• [Task to carry out]: Count each line in which the word "structured" appears. Reply with the total and nothing more.

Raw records
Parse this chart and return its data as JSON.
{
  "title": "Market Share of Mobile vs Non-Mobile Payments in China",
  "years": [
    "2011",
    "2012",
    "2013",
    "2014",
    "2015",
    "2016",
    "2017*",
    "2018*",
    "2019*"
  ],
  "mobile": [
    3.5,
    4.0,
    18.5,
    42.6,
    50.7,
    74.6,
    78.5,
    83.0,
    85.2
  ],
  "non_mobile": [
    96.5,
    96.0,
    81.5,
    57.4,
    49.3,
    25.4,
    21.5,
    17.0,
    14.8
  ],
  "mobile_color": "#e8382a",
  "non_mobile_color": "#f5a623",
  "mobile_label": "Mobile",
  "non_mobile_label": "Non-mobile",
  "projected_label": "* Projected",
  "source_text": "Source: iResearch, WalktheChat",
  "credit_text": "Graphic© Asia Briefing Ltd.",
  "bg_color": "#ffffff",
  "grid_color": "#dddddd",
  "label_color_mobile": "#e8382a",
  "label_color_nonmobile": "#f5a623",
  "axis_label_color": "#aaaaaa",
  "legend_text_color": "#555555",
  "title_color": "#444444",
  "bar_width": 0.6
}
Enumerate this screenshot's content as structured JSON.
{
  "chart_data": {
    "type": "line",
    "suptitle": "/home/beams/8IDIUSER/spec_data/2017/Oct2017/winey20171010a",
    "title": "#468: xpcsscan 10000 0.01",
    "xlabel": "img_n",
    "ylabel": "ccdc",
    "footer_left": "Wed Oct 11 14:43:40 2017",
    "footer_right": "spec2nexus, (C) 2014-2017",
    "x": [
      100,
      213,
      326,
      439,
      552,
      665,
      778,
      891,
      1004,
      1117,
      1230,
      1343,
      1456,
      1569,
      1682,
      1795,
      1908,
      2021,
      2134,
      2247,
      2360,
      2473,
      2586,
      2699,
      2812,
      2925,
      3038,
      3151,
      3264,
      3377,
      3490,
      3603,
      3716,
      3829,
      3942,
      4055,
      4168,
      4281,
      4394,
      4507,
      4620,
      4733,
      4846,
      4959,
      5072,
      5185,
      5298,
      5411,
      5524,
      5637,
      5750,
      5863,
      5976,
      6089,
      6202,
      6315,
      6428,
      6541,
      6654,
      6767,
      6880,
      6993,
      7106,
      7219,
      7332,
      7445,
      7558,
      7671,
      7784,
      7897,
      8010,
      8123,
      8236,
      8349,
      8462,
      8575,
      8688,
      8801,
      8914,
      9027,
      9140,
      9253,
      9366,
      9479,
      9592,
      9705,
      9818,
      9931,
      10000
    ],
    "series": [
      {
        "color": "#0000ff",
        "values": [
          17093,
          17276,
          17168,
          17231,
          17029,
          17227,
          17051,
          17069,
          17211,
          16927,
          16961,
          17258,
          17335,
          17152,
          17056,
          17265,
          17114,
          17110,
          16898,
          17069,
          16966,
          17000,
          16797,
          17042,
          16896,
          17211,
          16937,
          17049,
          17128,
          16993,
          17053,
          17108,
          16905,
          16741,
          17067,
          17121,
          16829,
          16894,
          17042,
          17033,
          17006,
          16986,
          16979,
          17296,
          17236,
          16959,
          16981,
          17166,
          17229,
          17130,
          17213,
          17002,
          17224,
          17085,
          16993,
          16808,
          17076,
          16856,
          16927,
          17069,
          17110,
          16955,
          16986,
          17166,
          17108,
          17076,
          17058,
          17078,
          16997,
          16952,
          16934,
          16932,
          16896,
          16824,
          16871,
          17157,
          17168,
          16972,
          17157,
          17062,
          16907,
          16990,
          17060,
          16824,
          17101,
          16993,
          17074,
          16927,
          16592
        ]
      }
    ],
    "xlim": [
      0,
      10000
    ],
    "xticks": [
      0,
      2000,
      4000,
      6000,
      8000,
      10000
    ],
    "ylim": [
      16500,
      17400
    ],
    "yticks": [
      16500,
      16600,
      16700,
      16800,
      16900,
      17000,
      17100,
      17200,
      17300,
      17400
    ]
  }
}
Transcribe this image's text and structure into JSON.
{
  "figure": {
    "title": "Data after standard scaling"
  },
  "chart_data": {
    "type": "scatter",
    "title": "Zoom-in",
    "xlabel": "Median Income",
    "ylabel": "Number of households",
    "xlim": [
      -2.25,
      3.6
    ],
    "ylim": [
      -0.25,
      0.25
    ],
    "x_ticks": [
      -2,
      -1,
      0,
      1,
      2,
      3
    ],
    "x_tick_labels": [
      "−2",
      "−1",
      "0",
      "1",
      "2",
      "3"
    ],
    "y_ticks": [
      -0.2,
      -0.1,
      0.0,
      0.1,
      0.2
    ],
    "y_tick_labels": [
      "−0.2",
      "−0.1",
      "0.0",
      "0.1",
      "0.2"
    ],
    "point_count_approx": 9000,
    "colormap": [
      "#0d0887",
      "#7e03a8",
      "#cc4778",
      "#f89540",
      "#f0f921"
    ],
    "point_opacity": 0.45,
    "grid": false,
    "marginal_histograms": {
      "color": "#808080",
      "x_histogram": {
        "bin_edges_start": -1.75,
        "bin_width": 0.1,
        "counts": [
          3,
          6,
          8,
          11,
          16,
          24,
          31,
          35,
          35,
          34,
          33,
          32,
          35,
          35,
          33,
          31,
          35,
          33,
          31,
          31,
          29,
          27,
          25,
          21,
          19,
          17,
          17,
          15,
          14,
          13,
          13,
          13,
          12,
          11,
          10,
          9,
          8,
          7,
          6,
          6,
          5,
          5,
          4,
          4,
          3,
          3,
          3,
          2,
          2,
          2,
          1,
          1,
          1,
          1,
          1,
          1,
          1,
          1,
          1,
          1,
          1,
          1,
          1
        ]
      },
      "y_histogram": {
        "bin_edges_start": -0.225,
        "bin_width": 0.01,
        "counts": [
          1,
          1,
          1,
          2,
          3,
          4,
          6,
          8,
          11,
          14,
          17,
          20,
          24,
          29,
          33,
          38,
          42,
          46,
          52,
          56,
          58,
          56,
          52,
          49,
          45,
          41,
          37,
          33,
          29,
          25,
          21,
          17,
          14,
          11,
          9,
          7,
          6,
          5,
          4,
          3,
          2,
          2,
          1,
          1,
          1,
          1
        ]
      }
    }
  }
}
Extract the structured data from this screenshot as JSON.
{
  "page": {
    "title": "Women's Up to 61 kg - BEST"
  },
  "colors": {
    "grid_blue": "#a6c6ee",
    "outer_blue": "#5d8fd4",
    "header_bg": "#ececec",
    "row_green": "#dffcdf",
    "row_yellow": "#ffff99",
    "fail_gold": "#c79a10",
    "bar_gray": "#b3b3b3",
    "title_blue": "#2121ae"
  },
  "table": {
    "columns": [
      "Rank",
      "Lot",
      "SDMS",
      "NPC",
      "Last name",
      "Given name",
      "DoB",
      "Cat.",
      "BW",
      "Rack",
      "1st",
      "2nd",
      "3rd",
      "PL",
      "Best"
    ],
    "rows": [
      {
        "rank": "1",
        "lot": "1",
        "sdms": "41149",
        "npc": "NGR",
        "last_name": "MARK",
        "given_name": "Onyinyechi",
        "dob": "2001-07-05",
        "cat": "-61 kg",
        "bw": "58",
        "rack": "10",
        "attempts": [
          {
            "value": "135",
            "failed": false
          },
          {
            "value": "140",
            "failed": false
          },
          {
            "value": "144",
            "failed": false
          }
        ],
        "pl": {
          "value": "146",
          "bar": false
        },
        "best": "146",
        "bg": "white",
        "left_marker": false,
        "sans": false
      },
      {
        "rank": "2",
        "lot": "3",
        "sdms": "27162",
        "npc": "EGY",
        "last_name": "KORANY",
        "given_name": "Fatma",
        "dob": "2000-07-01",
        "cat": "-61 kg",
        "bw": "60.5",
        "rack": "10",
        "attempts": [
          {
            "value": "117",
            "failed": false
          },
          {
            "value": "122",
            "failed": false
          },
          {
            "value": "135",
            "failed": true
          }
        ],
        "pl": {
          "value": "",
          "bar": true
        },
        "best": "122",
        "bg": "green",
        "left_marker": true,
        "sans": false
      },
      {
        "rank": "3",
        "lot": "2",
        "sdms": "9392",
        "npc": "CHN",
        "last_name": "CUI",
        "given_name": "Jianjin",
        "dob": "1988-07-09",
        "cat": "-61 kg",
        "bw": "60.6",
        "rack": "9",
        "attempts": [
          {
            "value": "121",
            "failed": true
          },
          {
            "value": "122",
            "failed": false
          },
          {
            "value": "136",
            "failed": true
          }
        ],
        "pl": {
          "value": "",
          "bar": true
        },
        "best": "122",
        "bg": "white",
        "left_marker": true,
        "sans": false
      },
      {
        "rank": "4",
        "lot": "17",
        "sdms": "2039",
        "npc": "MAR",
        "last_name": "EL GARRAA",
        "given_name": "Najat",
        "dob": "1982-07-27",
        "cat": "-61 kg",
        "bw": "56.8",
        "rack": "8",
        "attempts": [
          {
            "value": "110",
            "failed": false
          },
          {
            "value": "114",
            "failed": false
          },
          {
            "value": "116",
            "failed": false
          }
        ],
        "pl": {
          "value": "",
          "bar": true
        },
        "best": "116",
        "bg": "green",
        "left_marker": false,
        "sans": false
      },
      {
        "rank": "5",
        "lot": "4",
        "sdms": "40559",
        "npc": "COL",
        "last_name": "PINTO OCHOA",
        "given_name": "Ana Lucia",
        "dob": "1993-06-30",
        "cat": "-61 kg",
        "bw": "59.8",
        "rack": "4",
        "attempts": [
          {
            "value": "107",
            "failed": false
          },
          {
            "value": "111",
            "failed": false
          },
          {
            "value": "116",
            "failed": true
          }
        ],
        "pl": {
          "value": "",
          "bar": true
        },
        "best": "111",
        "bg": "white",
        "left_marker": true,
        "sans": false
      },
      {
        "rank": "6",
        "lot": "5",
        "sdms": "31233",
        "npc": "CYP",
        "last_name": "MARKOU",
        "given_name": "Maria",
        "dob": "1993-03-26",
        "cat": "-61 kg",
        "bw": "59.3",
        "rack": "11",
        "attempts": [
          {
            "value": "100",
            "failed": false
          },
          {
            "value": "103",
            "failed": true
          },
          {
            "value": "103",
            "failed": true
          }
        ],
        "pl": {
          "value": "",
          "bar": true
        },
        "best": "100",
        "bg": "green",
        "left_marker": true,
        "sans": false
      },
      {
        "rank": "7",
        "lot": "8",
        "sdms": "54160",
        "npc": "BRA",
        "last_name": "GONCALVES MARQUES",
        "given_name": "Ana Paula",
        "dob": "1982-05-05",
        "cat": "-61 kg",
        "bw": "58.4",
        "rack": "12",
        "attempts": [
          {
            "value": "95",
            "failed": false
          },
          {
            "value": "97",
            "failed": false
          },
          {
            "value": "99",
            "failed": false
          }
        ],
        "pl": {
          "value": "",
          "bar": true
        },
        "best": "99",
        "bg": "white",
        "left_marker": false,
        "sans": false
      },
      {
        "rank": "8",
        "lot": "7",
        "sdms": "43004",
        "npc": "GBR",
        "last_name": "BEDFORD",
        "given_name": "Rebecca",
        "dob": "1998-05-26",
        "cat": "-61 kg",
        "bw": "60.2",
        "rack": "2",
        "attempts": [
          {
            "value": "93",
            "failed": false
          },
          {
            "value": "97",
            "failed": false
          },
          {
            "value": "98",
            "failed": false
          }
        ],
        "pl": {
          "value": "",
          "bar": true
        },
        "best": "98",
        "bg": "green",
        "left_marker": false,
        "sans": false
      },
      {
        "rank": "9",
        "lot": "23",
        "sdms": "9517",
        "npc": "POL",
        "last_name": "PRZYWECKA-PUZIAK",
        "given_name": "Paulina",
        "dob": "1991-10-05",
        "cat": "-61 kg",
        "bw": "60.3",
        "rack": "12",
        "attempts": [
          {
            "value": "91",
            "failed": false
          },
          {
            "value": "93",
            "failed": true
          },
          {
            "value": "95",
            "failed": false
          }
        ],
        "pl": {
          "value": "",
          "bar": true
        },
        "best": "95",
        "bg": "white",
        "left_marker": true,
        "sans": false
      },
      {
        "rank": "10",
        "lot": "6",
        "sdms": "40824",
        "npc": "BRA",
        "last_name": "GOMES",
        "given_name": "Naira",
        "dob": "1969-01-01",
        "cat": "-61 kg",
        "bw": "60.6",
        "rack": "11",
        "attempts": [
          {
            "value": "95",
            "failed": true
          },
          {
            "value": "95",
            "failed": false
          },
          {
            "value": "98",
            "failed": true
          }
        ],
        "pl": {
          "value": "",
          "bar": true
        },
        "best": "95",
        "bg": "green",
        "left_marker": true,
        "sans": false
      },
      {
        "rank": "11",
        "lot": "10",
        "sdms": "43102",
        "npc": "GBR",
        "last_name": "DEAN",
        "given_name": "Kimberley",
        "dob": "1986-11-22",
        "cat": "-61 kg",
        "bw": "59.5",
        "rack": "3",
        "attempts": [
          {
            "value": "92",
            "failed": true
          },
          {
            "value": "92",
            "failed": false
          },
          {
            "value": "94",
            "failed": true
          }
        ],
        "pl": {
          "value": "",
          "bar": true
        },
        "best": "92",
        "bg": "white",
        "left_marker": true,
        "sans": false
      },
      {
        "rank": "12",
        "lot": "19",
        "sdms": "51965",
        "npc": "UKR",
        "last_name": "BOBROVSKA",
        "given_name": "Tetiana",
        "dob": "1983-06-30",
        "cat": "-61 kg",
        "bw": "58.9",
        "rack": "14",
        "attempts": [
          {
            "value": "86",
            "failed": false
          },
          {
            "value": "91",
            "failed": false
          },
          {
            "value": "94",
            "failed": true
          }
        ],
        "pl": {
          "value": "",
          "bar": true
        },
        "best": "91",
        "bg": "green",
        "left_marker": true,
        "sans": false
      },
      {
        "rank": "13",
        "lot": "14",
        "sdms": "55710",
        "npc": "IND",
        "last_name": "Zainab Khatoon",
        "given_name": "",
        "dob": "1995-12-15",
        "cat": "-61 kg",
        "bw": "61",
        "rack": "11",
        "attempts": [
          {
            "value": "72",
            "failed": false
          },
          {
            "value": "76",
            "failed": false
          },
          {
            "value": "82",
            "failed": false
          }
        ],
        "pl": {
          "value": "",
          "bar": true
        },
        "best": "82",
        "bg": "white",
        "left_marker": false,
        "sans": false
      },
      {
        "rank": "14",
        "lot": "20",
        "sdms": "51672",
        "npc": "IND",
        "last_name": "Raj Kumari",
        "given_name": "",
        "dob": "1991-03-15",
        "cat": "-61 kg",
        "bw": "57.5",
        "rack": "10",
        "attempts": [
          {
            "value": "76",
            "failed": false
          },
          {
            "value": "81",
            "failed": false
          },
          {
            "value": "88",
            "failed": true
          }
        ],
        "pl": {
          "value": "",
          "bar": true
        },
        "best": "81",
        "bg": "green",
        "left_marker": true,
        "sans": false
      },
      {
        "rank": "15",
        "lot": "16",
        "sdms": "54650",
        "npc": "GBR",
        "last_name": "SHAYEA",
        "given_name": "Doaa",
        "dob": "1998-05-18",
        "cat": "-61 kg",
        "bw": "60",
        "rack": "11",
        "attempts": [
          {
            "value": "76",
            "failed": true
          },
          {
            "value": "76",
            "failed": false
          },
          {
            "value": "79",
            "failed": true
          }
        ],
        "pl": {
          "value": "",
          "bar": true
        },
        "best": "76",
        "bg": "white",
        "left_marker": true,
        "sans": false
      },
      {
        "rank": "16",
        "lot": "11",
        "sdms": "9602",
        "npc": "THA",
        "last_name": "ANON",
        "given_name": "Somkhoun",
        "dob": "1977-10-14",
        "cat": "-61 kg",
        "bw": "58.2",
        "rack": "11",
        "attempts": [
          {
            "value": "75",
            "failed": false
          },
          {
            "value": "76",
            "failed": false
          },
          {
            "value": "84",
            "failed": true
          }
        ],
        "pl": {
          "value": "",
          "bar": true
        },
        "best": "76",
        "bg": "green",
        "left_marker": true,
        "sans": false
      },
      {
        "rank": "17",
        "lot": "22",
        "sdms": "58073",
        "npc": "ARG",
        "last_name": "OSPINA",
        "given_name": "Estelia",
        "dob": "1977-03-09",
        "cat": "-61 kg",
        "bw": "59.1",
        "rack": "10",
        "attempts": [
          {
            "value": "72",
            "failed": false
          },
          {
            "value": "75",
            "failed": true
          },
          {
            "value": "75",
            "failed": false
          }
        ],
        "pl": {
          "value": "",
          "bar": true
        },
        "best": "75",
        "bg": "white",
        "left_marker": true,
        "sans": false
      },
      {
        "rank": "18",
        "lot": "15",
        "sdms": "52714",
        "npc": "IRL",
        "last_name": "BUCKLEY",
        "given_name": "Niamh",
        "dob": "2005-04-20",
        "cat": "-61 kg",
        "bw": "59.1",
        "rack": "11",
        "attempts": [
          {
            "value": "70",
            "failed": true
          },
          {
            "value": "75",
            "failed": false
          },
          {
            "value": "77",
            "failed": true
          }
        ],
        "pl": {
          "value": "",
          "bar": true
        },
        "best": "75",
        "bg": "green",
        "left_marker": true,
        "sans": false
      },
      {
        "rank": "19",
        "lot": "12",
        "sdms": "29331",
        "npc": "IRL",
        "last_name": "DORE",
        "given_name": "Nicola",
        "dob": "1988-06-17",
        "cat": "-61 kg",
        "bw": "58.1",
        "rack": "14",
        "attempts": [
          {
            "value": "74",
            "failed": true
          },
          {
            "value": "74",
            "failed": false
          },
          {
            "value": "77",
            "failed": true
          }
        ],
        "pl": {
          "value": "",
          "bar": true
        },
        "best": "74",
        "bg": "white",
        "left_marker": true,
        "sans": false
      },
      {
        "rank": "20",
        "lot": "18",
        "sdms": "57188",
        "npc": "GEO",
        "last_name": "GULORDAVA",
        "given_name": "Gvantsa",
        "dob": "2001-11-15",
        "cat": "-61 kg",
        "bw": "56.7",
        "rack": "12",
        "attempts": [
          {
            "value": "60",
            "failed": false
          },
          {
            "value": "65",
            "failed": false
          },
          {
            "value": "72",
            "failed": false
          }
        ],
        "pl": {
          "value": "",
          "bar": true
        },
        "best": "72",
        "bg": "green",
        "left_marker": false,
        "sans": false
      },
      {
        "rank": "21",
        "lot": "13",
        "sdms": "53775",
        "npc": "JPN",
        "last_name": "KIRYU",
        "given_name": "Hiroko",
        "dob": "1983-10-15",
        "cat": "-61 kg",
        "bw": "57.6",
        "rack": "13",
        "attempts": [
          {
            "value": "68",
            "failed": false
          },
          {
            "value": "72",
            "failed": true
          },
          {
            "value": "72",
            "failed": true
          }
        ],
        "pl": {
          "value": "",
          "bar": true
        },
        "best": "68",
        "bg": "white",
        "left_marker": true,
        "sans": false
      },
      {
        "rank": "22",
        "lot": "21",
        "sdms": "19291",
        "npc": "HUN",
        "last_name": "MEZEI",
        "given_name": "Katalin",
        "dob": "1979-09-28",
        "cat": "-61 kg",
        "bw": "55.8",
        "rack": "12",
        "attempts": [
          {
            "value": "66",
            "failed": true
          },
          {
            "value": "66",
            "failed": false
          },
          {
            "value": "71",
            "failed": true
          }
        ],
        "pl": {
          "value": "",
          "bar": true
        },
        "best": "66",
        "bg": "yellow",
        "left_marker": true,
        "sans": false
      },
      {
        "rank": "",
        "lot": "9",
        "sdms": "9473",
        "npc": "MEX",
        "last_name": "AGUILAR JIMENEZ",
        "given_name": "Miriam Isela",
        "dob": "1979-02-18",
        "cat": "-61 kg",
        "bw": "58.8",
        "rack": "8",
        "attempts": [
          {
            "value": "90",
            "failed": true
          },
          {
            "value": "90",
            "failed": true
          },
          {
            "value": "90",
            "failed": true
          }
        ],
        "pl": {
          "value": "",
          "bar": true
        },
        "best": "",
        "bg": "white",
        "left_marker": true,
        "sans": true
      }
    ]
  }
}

• [The output]: 2